● **What is needed**
Summarize the film review below in two sentences.

Politics aside, the film is complex in revealing Hanssen's character. Not only does the screenplay reveal it through him (dialogue and actions) and his history, it also makes the Eric and his relationship to Hanssen an important facet. Here are two very similar men. They both work in the same field. They both seem to take family seriously. Both have military fathers they have tried to appease through their career choice. And they are both Catholic. That might seem a small point, but the first image of Hanssen praying in church and the religious devotion it signifies is vitally important to the mystery of the man. Eric is a lapsed Catholic, and Hanssen not only makes it his mission to teach his protégé the ropes of the bureau but also, it seems, to try to save his soul. There is an incredible amount of guilt within these two men. Hanssen's reasons are obvious, but Eric's stem from a similar conflict within himself: betraying a man he admires and with whom he empathizes to uphold his duty. The difference between them is clear. At the end of the day, duty wins for Eric, while Hanssen appears to be selfishly driven by his guilt. Religion, then, seems the key to Hanssen. He knows the wrongs within himself—and they extend much greater than treason—and perhaps he finds atonement in Catholicism.
It's important to note that this is all speculation. Ray is an intelligent director and makes no attempts to explain Hanssen. There are pieces scattered everywhere, and it's left to the audience to try to assemble them as fully but still incompletely as possible. Cooper's performance is not so much a revelation as it is a reassertion. Much of our understanding of the character, so much an enigma to other character that they rarely speak of him, comes from his portrayal. His work is rote. Listen to the way he speaks of technical procedures as though he were bored. There's utter contempt in his voice when he speaks of the self-destructive politics of the intelligence community. His breakdown, which starts, appropriately enough, in a church confessional, is so weighted by forces within himself that even he seems unable to comprehend that it is difficult not to have sympathy for him. Ryan Phillippe is also quite good, if clearly overshadowed by Cooper. It's a curiosity through most of the film if Eric's admiration could ultimately change him for the worse. Laura Linney is also memorable as an agent whose only regret is that her years of service have been negated by Hanssen.

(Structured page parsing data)
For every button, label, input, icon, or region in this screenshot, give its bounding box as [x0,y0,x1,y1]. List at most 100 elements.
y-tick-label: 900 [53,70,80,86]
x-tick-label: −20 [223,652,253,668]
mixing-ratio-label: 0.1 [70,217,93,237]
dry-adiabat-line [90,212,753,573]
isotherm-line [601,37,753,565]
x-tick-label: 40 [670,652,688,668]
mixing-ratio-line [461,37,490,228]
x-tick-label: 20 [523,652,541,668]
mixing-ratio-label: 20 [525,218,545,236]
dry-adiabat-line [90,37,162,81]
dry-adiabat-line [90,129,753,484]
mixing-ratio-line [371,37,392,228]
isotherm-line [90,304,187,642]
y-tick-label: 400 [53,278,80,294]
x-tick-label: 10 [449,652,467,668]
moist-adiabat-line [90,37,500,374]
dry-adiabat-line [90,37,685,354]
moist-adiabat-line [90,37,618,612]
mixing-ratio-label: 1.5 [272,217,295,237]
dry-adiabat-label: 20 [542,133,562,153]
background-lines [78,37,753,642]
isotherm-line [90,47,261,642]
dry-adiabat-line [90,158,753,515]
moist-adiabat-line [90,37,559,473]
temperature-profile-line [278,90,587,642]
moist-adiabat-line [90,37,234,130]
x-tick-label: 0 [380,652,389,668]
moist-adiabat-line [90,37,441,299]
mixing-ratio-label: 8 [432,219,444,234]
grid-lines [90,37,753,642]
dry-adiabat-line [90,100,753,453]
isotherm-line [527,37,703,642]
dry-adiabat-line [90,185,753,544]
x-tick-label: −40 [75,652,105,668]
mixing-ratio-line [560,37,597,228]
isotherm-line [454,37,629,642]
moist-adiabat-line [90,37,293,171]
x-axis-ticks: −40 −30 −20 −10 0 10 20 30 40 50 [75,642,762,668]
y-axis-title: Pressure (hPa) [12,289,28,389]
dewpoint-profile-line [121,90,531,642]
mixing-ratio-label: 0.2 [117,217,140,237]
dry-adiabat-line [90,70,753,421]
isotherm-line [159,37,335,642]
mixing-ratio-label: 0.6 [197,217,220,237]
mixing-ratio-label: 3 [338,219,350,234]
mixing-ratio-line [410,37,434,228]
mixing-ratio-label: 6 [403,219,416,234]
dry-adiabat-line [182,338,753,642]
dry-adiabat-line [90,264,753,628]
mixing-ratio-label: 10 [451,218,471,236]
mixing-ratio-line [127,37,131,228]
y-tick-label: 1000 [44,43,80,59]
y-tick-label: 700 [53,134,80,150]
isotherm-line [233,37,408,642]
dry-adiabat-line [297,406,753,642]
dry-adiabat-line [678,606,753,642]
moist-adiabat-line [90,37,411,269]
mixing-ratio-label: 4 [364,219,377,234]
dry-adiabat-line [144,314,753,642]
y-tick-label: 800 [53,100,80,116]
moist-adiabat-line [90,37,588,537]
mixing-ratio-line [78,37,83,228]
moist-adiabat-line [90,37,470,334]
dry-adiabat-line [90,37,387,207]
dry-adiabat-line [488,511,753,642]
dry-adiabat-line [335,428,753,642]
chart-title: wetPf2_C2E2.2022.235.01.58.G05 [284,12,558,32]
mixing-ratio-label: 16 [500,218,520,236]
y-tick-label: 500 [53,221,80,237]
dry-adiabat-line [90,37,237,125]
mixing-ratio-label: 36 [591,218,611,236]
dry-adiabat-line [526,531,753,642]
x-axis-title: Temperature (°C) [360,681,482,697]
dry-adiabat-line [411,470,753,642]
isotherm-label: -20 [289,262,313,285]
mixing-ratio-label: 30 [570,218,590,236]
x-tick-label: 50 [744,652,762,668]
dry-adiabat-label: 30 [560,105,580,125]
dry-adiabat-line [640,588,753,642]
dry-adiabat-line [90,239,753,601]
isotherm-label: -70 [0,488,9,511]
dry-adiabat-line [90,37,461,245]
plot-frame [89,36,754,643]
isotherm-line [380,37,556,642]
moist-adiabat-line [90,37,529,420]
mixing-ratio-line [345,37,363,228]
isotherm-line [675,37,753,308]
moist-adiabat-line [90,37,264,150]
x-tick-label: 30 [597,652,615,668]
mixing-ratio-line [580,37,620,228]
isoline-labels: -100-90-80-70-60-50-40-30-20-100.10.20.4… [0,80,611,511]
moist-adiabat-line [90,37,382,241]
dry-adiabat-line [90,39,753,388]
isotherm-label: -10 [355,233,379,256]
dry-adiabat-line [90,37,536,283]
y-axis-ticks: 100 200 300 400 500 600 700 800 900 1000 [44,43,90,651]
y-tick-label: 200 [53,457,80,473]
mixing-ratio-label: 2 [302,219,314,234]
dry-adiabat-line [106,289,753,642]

● **Exercise solution**
The film reveals Hanssen's character partly through his bond with Eric, a similar Catholic man who also has a military father, and religion seems the key to Hanssen, though duty wins out for Eric. Director Ray makes no attempt to explain Hanssen and leaves the audience to assemble the pieces, so much of the understanding of the character comes from Cooper's performance, while Ryan Phillippe and Laura Linney are also good.